## Data entries for graphics
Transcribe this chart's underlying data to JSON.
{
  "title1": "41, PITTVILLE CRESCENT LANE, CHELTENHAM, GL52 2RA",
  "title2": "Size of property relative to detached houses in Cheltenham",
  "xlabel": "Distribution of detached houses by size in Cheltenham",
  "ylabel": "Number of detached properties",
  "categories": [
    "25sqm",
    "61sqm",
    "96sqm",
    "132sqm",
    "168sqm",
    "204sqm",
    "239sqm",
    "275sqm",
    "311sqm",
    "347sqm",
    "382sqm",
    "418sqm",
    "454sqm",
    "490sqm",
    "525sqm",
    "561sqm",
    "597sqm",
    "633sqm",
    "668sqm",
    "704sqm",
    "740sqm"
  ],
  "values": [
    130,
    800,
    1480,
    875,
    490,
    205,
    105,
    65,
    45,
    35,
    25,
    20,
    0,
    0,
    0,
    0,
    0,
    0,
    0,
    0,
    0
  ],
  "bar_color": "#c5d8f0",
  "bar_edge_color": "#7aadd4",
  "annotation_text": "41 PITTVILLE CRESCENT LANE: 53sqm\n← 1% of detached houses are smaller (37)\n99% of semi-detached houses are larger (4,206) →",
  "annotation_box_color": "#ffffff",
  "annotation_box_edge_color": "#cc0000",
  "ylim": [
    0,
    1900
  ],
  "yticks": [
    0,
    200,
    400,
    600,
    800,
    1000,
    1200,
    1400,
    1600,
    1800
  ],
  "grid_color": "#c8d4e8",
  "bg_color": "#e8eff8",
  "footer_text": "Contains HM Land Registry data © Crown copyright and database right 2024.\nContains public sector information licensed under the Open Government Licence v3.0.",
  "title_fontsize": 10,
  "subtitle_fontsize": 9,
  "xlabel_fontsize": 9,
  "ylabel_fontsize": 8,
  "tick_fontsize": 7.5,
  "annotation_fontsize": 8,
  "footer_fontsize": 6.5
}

## Exercise objective
Your task is to quote all of the data word for word.

## Solution for this exercise
Transcribe this chart's underlying data to JSON.
{
  "title1": "41, PITTVILLE CRESCENT LANE, CHELTENHAM, GL52 2RA",
  "title2": "Size of property relative to detached houses in Cheltenham",
  "xlabel": "Distribution of detached houses by size in Cheltenham",
  "ylabel": "Number of detached properties",
  "categories": [
    "25sqm",
    "61sqm",
    "96sqm",
    "132sqm",
    "168sqm",
    "204sqm",
    "239sqm",
    "275sqm",
    "311sqm",
    "347sqm",
    "382sqm",
    "418sqm",
    "454sqm",
    "490sqm",
    "525sqm",
    "561sqm",
    "597sqm",
    "633sqm",
    "668sqm",
    "704sqm",
    "740sqm"
  ],
  "values": [
    130,
    800,
    1480,
    875,
    490,
    205,
    105,
    65,
    45,
    35,
    25,
    20,
    0,
    0,
    0,
    0,
    0,
    0,
    0,
    0,
    0
  ],
  "bar_color": "#c5d8f0",
  "bar_edge_color": "#7aadd4",
  "annotation_text": "41 PITTVILLE CRESCENT LANE: 53sqm\n← 1% of detached houses are smaller (37)\n99% of semi-detached houses are larger (4,206) →",
  "annotation_box_color": "#ffffff",
  "annotation_box_edge_color": "#cc0000",
  "ylim": [
    0,
    1900
  ],
  "yticks": [
    0,
    200,
    400,
    600,
    800,
    1000,
    1200,
    1400,
    1600,
    1800
  ],
  "grid_color": "#c8d4e8",
  "bg_color": "#e8eff8",
  "footer_text": "Contains HM Land Registry data © Crown copyright and database right 2024.\nContains public sector information licensed under the Open Government Licence v3.0.",
  "title_fontsize": 10,
  "subtitle_fontsize": 9,
  "xlabel_fontsize": 9,
  "ylabel_fontsize": 8,
  "tick_fontsize": 7.5,
  "annotation_fontsize": 8,
  "footer_fontsize": 6.5
}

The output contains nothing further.